Extracted data:

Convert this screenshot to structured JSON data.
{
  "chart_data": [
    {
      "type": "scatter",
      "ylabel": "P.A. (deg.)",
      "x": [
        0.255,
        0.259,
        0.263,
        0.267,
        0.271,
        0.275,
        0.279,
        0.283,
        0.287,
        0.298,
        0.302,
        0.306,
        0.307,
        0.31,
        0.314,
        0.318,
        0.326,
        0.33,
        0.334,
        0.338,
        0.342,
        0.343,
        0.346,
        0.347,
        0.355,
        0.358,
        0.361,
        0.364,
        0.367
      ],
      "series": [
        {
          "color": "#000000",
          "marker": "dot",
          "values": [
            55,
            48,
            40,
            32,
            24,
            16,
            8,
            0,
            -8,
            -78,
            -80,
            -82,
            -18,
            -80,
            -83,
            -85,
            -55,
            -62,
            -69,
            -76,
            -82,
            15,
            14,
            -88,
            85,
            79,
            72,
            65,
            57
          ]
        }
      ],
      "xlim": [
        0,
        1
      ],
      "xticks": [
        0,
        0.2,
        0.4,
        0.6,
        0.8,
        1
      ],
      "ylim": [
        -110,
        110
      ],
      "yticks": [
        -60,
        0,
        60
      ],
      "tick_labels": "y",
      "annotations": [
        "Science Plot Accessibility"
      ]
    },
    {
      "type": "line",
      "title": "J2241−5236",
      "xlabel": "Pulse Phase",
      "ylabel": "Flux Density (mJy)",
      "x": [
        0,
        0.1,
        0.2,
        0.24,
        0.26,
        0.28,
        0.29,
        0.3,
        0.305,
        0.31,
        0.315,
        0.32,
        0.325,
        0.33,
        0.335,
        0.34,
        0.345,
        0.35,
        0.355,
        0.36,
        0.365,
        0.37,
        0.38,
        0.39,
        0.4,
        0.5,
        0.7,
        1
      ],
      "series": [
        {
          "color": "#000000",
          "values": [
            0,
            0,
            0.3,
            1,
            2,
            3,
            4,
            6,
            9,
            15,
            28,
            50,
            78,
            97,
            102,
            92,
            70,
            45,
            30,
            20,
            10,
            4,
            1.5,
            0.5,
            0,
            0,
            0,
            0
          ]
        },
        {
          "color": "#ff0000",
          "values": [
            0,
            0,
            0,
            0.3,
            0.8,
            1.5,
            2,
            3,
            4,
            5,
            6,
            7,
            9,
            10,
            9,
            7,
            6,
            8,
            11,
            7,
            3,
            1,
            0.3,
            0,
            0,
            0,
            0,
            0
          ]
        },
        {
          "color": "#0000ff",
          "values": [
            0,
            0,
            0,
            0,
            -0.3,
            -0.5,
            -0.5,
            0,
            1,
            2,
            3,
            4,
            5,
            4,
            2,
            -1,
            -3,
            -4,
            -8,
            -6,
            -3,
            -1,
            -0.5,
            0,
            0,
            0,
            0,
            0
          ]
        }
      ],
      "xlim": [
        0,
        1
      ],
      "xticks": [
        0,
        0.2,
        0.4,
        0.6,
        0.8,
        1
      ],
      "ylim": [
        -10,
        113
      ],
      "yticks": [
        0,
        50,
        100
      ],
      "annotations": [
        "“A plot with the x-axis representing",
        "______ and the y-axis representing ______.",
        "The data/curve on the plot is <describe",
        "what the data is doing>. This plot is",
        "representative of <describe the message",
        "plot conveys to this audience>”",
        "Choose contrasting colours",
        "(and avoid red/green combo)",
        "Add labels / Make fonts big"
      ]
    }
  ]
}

Task objective: Copy out the full set of records precisely, leaving nothing out.

Correct result:
Convert this screenshot to structured JSON data.
{
  "chart_data": [
    {
      "type": "scatter",
      "ylabel": "P.A. (deg.)",
      "x": [
        0.255,
        0.259,
        0.263,
        0.267,
        0.271,
        0.275,
        0.279,
        0.283,
        0.287,
        0.298,
        0.302,
        0.306,
        0.307,
        0.31,
        0.314,
        0.318,
        0.326,
        0.33,
        0.334,
        0.338,
        0.342,
        0.343,
        0.346,
        0.347,
        0.355,
        0.358,
        0.361,
        0.364,
        0.367
      ],
      "series": [
        {
          "color": "#000000",
          "marker": "dot",
          "values": [
            55,
            48,
            40,
            32,
            24,
            16,
            8,
            0,
            -8,
            -78,
            -80,
            -82,
            -18,
            -80,
            -83,
            -85,
            -55,
            -62,
            -69,
            -76,
            -82,
            15,
            14,
            -88,
            85,
            79,
            72,
            65,
            57
          ]
        }
      ],
      "xlim": [
        0,
        1
      ],
      "xticks": [
        0,
        0.2,
        0.4,
        0.6,
        0.8,
        1
      ],
      "ylim": [
        -110,
        110
      ],
      "yticks": [
        -60,
        0,
        60
      ],
      "tick_labels": "y",
      "annotations": [
        "Science Plot Accessibility"
      ]
    },
    {
      "type": "line",
      "title": "J2241−5236",
      "xlabel": "Pulse Phase",
      "ylabel": "Flux Density (mJy)",
      "x": [
        0,
        0.1,
        0.2,
        0.24,
        0.26,
        0.28,
        0.29,
        0.3,
        0.305,
        0.31,
        0.315,
        0.32,
        0.325,
        0.33,
        0.335,
        0.34,
        0.345,
        0.35,
        0.355,
        0.36,
        0.365,
        0.37,
        0.38,
        0.39,
        0.4,
        0.5,
        0.7,
        1
      ],
      "series": [
        {
          "color": "#000000",
          "values": [
            0,
            0,
            0.3,
            1,
            2,
            3,
            4,
            6,
            9,
            15,
            28,
            50,
            78,
            97,
            102,
            92,
            70,
            45,
            30,
            20,
            10,
            4,
            1.5,
            0.5,
            0,
            0,
            0,
            0
          ]
        },
        {
          "color": "#ff0000",
          "values": [
            0,
            0,
            0,
            0.3,
            0.8,
            1.5,
            2,
            3,
            4,
            5,
            6,
            7,
            9,
            10,
            9,
            7,
            6,
            8,
            11,
            7,
            3,
            1,
            0.3,
            0,
            0,
            0,
            0,
            0
          ]
        },
        {
          "color": "#0000ff",
          "values": [
            0,
            0,
            0,
            0,
            -0.3,
            -0.5,
            -0.5,
            0,
            1,
            2,
            3,
            4,
            5,
            4,
            2,
            -1,
            -3,
            -4,
            -8,
            -6,
            -3,
            -1,
            -0.5,
            0,
            0,
            0,
            0,
            0
          ]
        }
      ],
      "xlim": [
        0,
        1
      ],
      "xticks": [
        0,
        0.2,
        0.4,
        0.6,
        0.8,
        1
      ],
      "ylim": [
        -10,
        113
      ],
      "yticks": [
        0,
        50,
        100
      ],
      "annotations": [
        "“A plot with the x-axis representing",
        "______ and the y-axis representing ______.",
        "The data/curve on the plot is <describe",
        "what the data is doing>. This plot is",
        "representative of <describe the message",
        "plot conveys to this audience>”",
        "Choose contrasting colours",
        "(and avoid red/green combo)",
        "Add labels / Make fonts big"
      ]
    }
  ]
}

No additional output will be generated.